- Instruction: Copy the data that follows exactly. Include no pictures.

- Source records:
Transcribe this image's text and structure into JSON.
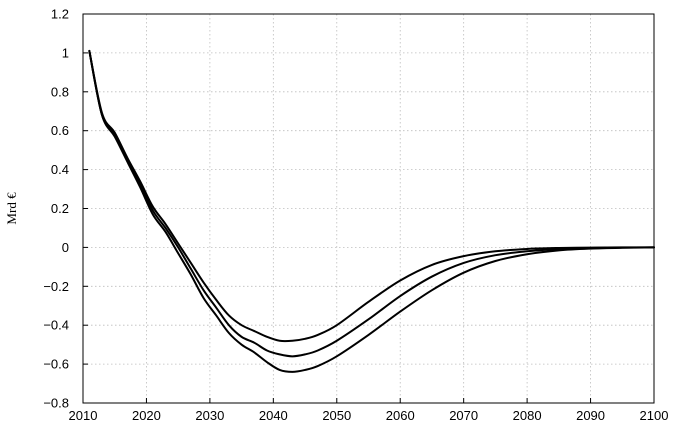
{
  "chart_data": {
    "type": "line",
    "title": "",
    "xlabel": "",
    "ylabel": "Mrd €",
    "xlim": [
      2010,
      2100
    ],
    "ylim": [
      -0.8,
      1.2
    ],
    "grid": true,
    "x_ticks": [
      2010,
      2020,
      2030,
      2040,
      2050,
      2060,
      2070,
      2080,
      2090,
      2100
    ],
    "y_ticks": [
      -0.8,
      -0.6,
      -0.4,
      -0.2,
      0,
      0.2,
      0.4,
      0.6,
      0.8,
      1,
      1.2
    ],
    "x_tick_labels": [
      "2010",
      "2020",
      "2030",
      "2040",
      "2050",
      "2060",
      "2070",
      "2080",
      "2090",
      "2100"
    ],
    "y_tick_labels": [
      "−0.8",
      "−0.6",
      "−0.4",
      "−0.2",
      "0",
      "0.2",
      "0.4",
      "0.6",
      "0.8",
      "1",
      "1.2"
    ],
    "x": [
      2011,
      2013,
      2015,
      2017,
      2019,
      2021,
      2023,
      2025,
      2027,
      2029,
      2031,
      2033,
      2035,
      2037,
      2039,
      2041,
      2043,
      2045,
      2047,
      2050,
      2055,
      2060,
      2065,
      2070,
      2075,
      2080,
      2085,
      2090,
      2095,
      2100
    ],
    "series": [
      {
        "values": [
          1.01,
          0.69,
          0.59,
          0.46,
          0.34,
          0.21,
          0.12,
          0.02,
          -0.08,
          -0.18,
          -0.27,
          -0.35,
          -0.4,
          -0.43,
          -0.46,
          -0.48,
          -0.48,
          -0.47,
          -0.45,
          -0.4,
          -0.28,
          -0.17,
          -0.09,
          -0.045,
          -0.02,
          -0.008,
          -0.003,
          -0.001,
          0,
          0
        ]
      },
      {
        "values": [
          1.01,
          0.68,
          0.58,
          0.45,
          0.33,
          0.19,
          0.1,
          0.0,
          -0.11,
          -0.22,
          -0.31,
          -0.4,
          -0.46,
          -0.49,
          -0.53,
          -0.55,
          -0.56,
          -0.55,
          -0.53,
          -0.48,
          -0.37,
          -0.25,
          -0.15,
          -0.08,
          -0.04,
          -0.02,
          -0.008,
          -0.003,
          -0.001,
          0
        ]
      },
      {
        "values": [
          1.01,
          0.68,
          0.57,
          0.44,
          0.31,
          0.17,
          0.08,
          -0.03,
          -0.14,
          -0.26,
          -0.35,
          -0.44,
          -0.5,
          -0.54,
          -0.59,
          -0.63,
          -0.64,
          -0.63,
          -0.61,
          -0.56,
          -0.45,
          -0.33,
          -0.22,
          -0.13,
          -0.07,
          -0.035,
          -0.015,
          -0.006,
          -0.002,
          0
        ]
      }
    ]
  }
}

- Answer to the exercise:
Transcribe this image's text and structure into JSON.
{
  "chart_data": {
    "type": "line",
    "title": "",
    "xlabel": "",
    "ylabel": "Mrd €",
    "xlim": [
      2010,
      2100
    ],
    "ylim": [
      -0.8,
      1.2
    ],
    "grid": true,
    "x_ticks": [
      2010,
      2020,
      2030,
      2040,
      2050,
      2060,
      2070,
      2080,
      2090,
      2100
    ],
    "y_ticks": [
      -0.8,
      -0.6,
      -0.4,
      -0.2,
      0,
      0.2,
      0.4,
      0.6,
      0.8,
      1,
      1.2
    ],
    "x_tick_labels": [
      "2010",
      "2020",
      "2030",
      "2040",
      "2050",
      "2060",
      "2070",
      "2080",
      "2090",
      "2100"
    ],
    "y_tick_labels": [
      "−0.8",
      "−0.6",
      "−0.4",
      "−0.2",
      "0",
      "0.2",
      "0.4",
      "0.6",
      "0.8",
      "1",
      "1.2"
    ],
    "x": [
      2011,
      2013,
      2015,
      2017,
      2019,
      2021,
      2023,
      2025,
      2027,
      2029,
      2031,
      2033,
      2035,
      2037,
      2039,
      2041,
      2043,
      2045,
      2047,
      2050,
      2055,
      2060,
      2065,
      2070,
      2075,
      2080,
      2085,
      2090,
      2095,
      2100
    ],
    "series": [
      {
        "values": [
          1.01,
          0.69,
          0.59,
          0.46,
          0.34,
          0.21,
          0.12,
          0.02,
          -0.08,
          -0.18,
          -0.27,
          -0.35,
          -0.4,
          -0.43,
          -0.46,
          -0.48,
          -0.48,
          -0.47,
          -0.45,
          -0.4,
          -0.28,
          -0.17,
          -0.09,
          -0.045,
          -0.02,
          -0.008,
          -0.003,
          -0.001,
          0,
          0
        ]
      },
      {
        "values": [
          1.01,
          0.68,
          0.58,
          0.45,
          0.33,
          0.19,
          0.1,
          0.0,
          -0.11,
          -0.22,
          -0.31,
          -0.4,
          -0.46,
          -0.49,
          -0.53,
          -0.55,
          -0.56,
          -0.55,
          -0.53,
          -0.48,
          -0.37,
          -0.25,
          -0.15,
          -0.08,
          -0.04,
          -0.02,
          -0.008,
          -0.003,
          -0.001,
          0
        ]
      },
      {
        "values": [
          1.01,
          0.68,
          0.57,
          0.44,
          0.31,
          0.17,
          0.08,
          -0.03,
          -0.14,
          -0.26,
          -0.35,
          -0.44,
          -0.5,
          -0.54,
          -0.59,
          -0.63,
          -0.64,
          -0.63,
          -0.61,
          -0.56,
          -0.45,
          -0.33,
          -0.22,
          -0.13,
          -0.07,
          -0.035,
          -0.015,
          -0.006,
          -0.002,
          0
        ]
      }
    ]
  }
}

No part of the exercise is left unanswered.